• [Given request]: Lines before the one containing "Serialize everything readable" are excluded; reproduce that line and all lines after it in the entries below, exactly.

• [Supplied records]:
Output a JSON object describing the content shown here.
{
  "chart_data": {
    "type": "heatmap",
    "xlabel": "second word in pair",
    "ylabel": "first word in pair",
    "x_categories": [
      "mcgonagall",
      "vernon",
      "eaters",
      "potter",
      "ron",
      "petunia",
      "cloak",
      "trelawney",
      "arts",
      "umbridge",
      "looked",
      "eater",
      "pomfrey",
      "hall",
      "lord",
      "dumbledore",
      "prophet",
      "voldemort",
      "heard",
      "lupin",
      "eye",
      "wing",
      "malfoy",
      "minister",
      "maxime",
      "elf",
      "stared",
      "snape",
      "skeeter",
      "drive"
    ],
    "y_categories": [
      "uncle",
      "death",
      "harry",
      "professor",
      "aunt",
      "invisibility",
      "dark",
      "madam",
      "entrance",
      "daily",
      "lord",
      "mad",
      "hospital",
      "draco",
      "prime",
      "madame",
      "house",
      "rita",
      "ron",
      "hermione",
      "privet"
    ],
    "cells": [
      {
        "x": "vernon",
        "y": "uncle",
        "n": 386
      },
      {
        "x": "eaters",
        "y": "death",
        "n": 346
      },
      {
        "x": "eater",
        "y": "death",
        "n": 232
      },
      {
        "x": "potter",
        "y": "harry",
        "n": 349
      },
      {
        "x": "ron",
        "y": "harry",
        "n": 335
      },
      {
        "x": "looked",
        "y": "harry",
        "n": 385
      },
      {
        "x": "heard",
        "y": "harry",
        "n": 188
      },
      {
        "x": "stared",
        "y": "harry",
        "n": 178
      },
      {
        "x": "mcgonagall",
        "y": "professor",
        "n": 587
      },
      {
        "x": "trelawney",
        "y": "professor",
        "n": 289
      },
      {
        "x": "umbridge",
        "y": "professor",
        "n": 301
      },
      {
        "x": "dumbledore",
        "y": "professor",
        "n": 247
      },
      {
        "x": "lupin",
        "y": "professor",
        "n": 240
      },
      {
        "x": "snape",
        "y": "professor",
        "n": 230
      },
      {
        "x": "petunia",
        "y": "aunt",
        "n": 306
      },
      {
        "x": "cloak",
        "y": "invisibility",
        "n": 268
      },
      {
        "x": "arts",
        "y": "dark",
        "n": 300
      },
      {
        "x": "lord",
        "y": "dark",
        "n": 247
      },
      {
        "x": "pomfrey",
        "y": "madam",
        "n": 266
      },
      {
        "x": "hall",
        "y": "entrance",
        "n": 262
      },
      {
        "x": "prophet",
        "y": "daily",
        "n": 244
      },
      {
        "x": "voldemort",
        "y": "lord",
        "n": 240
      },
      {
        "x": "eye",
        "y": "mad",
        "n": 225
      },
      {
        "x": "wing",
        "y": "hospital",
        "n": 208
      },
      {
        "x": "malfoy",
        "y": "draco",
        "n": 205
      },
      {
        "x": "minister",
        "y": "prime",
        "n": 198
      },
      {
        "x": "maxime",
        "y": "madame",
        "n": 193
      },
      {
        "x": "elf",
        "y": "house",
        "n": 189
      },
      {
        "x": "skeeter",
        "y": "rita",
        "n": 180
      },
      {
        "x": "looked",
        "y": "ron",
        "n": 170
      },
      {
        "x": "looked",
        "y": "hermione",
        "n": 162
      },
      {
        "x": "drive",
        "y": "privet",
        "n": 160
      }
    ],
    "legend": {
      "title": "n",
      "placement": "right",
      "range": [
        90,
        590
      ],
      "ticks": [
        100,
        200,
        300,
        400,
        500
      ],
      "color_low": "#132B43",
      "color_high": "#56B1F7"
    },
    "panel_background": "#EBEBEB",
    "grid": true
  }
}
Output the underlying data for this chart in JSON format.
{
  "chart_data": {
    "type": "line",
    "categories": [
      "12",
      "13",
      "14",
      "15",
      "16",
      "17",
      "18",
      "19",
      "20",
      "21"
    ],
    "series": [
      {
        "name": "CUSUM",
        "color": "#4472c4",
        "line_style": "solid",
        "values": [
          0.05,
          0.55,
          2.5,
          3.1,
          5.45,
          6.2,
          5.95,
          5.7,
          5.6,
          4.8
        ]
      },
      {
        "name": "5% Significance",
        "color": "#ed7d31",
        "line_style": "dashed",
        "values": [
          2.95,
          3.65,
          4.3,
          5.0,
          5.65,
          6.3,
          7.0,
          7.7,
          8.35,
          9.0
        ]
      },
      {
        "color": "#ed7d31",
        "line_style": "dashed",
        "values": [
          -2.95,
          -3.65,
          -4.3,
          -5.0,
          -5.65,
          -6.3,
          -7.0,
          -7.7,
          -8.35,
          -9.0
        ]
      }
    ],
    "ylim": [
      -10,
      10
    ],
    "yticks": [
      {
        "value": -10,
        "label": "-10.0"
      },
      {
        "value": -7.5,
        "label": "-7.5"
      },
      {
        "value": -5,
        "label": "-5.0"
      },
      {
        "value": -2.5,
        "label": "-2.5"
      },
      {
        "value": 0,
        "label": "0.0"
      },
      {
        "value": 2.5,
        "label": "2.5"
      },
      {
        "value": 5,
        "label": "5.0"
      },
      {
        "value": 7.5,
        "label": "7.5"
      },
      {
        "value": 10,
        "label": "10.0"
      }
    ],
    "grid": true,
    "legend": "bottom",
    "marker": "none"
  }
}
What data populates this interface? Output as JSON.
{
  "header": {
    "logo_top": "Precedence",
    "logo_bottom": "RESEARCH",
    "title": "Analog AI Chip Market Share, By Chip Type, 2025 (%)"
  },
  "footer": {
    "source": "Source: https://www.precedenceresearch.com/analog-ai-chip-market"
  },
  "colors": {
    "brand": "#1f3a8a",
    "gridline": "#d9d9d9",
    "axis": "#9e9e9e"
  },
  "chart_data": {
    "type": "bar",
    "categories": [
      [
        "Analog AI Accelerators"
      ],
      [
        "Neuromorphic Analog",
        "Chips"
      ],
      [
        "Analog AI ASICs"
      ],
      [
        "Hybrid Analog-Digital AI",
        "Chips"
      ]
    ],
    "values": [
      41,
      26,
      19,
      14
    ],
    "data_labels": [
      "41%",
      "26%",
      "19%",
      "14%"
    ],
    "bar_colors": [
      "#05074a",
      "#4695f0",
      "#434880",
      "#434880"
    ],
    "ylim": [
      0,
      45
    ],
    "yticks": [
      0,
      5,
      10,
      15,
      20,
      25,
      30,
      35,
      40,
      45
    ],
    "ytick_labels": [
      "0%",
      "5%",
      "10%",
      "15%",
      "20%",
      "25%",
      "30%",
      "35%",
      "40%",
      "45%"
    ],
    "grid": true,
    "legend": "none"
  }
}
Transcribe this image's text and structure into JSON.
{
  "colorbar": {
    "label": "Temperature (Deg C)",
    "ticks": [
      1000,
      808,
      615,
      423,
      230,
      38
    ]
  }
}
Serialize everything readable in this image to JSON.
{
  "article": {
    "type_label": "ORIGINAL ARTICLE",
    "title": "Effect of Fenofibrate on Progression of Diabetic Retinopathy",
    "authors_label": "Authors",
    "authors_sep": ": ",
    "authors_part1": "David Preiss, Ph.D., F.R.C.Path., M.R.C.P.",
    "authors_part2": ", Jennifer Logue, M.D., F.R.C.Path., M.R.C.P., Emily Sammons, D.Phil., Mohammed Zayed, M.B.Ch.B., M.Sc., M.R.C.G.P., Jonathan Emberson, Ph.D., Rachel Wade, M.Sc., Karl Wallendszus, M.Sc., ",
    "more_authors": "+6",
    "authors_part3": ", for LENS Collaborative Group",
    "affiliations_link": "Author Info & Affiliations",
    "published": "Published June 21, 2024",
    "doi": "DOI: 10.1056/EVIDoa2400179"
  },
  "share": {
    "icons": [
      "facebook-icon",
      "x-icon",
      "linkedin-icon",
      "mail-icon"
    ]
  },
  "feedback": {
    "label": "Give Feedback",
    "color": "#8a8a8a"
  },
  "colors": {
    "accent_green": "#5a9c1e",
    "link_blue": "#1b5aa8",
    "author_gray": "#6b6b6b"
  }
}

• [Solution for this task]:
Serialize everything readable in this image to JSON.
{
  "article": {
    "type_label": "ORIGINAL ARTICLE",
    "title": "Effect of Fenofibrate on Progression of Diabetic Retinopathy",
    "authors_label": "Authors",
    "authors_sep": ": ",
    "authors_part1": "David Preiss, Ph.D., F.R.C.Path., M.R.C.P.",
    "authors_part2": ", Jennifer Logue, M.D., F.R.C.Path., M.R.C.P., Emily Sammons, D.Phil., Mohammed Zayed, M.B.Ch.B., M.Sc., M.R.C.G.P., Jonathan Emberson, Ph.D., Rachel Wade, M.Sc., Karl Wallendszus, M.Sc., ",
    "more_authors": "+6",
    "authors_part3": ", for LENS Collaborative Group",
    "affiliations_link": "Author Info & Affiliations",
    "published": "Published June 21, 2024",
    "doi": "DOI: 10.1056/EVIDoa2400179"
  },
  "share": {
    "icons": [
      "facebook-icon",
      "x-icon",
      "linkedin-icon",
      "mail-icon"
    ]
  },
  "feedback": {
    "label": "Give Feedback",
    "color": "#8a8a8a"
  },
  "colors": {
    "accent_green": "#5a9c1e",
    "link_blue": "#1b5aa8",
    "author_gray": "#6b6b6b"
  }
}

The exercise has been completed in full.